▶ _Given problem_:
Give the entries again exactly, every one of them.

▶ _The input_:
◆ ◆ ◆ ◆ ◆ ◆ ◆

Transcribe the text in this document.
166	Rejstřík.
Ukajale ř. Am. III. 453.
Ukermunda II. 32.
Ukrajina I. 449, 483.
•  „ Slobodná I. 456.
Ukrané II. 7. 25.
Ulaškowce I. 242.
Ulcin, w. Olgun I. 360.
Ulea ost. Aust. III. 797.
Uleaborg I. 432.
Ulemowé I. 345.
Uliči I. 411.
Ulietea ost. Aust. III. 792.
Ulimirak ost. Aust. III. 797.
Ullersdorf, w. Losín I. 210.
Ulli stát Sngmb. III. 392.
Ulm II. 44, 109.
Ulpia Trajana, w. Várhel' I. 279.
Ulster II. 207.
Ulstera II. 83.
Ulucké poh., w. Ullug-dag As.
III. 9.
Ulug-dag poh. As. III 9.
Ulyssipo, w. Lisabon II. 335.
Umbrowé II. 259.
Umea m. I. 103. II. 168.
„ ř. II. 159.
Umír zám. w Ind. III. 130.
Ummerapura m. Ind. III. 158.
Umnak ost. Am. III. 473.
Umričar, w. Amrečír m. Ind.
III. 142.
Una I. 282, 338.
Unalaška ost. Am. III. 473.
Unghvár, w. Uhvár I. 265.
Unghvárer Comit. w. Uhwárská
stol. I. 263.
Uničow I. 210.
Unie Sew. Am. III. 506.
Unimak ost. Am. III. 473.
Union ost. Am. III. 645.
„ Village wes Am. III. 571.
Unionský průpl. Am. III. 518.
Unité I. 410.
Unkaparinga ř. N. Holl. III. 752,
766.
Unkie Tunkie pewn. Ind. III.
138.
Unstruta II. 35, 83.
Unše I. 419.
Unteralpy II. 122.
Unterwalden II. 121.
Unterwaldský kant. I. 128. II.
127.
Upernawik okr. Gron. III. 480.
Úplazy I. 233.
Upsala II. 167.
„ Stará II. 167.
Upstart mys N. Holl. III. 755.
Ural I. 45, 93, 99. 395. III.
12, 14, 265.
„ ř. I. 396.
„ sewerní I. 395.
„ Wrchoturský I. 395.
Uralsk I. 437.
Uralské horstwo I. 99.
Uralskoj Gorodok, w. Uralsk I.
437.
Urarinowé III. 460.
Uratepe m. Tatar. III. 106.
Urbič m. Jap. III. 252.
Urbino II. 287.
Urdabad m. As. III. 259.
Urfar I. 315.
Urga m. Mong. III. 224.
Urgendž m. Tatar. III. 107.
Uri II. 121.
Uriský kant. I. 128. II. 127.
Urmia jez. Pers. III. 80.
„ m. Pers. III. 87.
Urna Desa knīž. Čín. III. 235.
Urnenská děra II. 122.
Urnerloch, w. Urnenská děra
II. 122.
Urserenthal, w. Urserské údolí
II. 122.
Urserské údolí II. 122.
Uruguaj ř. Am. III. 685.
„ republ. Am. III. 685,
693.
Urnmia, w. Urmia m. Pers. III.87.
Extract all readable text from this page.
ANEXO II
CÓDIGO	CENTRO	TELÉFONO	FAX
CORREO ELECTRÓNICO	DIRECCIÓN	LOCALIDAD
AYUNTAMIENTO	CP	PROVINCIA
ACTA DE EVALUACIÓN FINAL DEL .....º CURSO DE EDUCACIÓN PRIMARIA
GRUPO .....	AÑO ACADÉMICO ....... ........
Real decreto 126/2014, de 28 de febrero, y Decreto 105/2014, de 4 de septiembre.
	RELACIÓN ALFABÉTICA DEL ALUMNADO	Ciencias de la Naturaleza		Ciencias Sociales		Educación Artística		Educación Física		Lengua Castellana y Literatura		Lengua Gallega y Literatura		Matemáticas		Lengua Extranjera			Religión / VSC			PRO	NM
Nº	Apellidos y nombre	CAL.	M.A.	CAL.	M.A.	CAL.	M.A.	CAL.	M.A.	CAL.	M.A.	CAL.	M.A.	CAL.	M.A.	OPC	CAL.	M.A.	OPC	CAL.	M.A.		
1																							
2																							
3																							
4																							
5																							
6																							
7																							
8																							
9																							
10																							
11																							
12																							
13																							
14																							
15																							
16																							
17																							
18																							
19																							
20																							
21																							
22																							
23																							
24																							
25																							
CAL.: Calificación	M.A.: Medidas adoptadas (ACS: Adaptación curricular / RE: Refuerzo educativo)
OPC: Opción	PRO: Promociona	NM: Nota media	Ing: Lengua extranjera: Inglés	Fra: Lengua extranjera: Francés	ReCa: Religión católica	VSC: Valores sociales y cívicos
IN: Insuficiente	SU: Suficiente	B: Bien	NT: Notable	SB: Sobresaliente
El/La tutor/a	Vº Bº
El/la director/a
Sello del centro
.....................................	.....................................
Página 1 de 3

◆ ◆ ◆ ◆ ◆ ◆ ◆

▶ _Result of this task_:
Transcribe the text in this document.
166	Rejstřík.
Ukajale ř. Am. III. 453.
Ukermunda II. 32.
Ukrajina I. 449, 483.
•  „ Slobodná I. 456.
Ukrané II. 7. 25.
Ulaškowce I. 242.
Ulcin, w. Olgun I. 360.
Ulea ost. Aust. III. 797.
Uleaborg I. 432.
Ulemowé I. 345.
Uliči I. 411.
Ulietea ost. Aust. III. 792.
Ulimirak ost. Aust. III. 797.
Ullersdorf, w. Losín I. 210.
Ulli stát Sngmb. III. 392.
Ulm II. 44, 109.
Ulpia Trajana, w. Várhel' I. 279.
Ulster II. 207.
Ulstera II. 83.
Ulucké poh., w. Ullug-dag As.
III. 9.
Ulug-dag poh. As. III 9.
Ulyssipo, w. Lisabon II. 335.
Umbrowé II. 259.
Umea m. I. 103. II. 168.
„ ř. II. 159.
Umír zám. w Ind. III. 130.
Ummerapura m. Ind. III. 158.
Umnak ost. Am. III. 473.
Umričar, w. Amrečír m. Ind.
III. 142.
Una I. 282, 338.
Unalaška ost. Am. III. 473.
Unghvár, w. Uhvár I. 265.
Unghvárer Comit. w. Uhwárská
stol. I. 263.
Uničow I. 210.
Unie Sew. Am. III. 506.
Unimak ost. Am. III. 473.
Union ost. Am. III. 645.
„ Village wes Am. III. 571.
Unionský průpl. Am. III. 518.
Unité I. 410.
Unkaparinga ř. N. Holl. III. 752,
766.
Unkie Tunkie pewn. Ind. III.
138.
Unstruta II. 35, 83.
Unše I. 419.
Unteralpy II. 122.
Unterwalden II. 121.
Unterwaldský kant. I. 128. II.
127.
Upernawik okr. Gron. III. 480.
Úplazy I. 233.
Upsala II. 167.
„ Stará II. 167.
Upstart mys N. Holl. III. 755.
Ural I. 45, 93, 99. 395. III.
12, 14, 265.
„ ř. I. 396.
„ sewerní I. 395.
„ Wrchoturský I. 395.
Uralsk I. 437.
Uralské horstwo I. 99.
Uralskoj Gorodok, w. Uralsk I.
437.
Urarinowé III. 460.
Uratepe m. Tatar. III. 106.
Urbič m. Jap. III. 252.
Urbino II. 287.
Urdabad m. As. III. 259.
Urfar I. 315.
Urga m. Mong. III. 224.
Urgendž m. Tatar. III. 107.
Uri II. 121.
Uriský kant. I. 128. II. 127.
Urmia jez. Pers. III. 80.
„ m. Pers. III. 87.
Urna Desa knīž. Čín. III. 235.
Urnenská děra II. 122.
Urnerloch, w. Urnenská děra
II. 122.
Urserenthal, w. Urserské údolí
II. 122.
Urserské údolí II. 122.
Uruguaj ř. Am. III. 685.
„ republ. Am. III. 685,
693.
Urnmia, w. Urmia m. Pers. III.87.
Extract all readable text from this page.
ANEXO II
CÓDIGO	CENTRO	TELÉFONO	FAX
CORREO ELECTRÓNICO	DIRECCIÓN	LOCALIDAD
AYUNTAMIENTO	CP	PROVINCIA
ACTA DE EVALUACIÓN FINAL DEL .....º CURSO DE EDUCACIÓN PRIMARIA
GRUPO .....	AÑO ACADÉMICO ....... ........
Real decreto 126/2014, de 28 de febrero, y Decreto 105/2014, de 4 de septiembre.
	RELACIÓN ALFABÉTICA DEL ALUMNADO	Ciencias de la Naturaleza		Ciencias Sociales		Educación Artística		Educación Física		Lengua Castellana y Literatura		Lengua Gallega y Literatura		Matemáticas		Lengua Extranjera			Religión / VSC			PRO	NM
Nº	Apellidos y nombre	CAL.	M.A.	CAL.	M.A.	CAL.	M.A.	CAL.	M.A.	CAL.	M.A.	CAL.	M.A.	CAL.	M.A.	OPC	CAL.	M.A.	OPC	CAL.	M.A.		
1																							
2																							
3																							
4																							
5																							
6																							
7																							
8																							
9																							
10																							
11																							
12																							
13																							
14																							
15																							
16																							
17																							
18																							
19																							
20																							
21																							
22																							
23																							
24																							
25																							
CAL.: Calificación	M.A.: Medidas adoptadas (ACS: Adaptación curricular / RE: Refuerzo educativo)
OPC: Opción	PRO: Promociona	NM: Nota media	Ing: Lengua extranjera: Inglés	Fra: Lengua extranjera: Francés	ReCa: Religión católica	VSC: Valores sociales y cívicos
IN: Insuficiente	SU: Suficiente	B: Bien	NT: Notable	SB: Sobresaliente
El/La tutor/a	Vº Bº
El/la director/a
Sello del centro
.....................................	.....................................
Página 1 de 3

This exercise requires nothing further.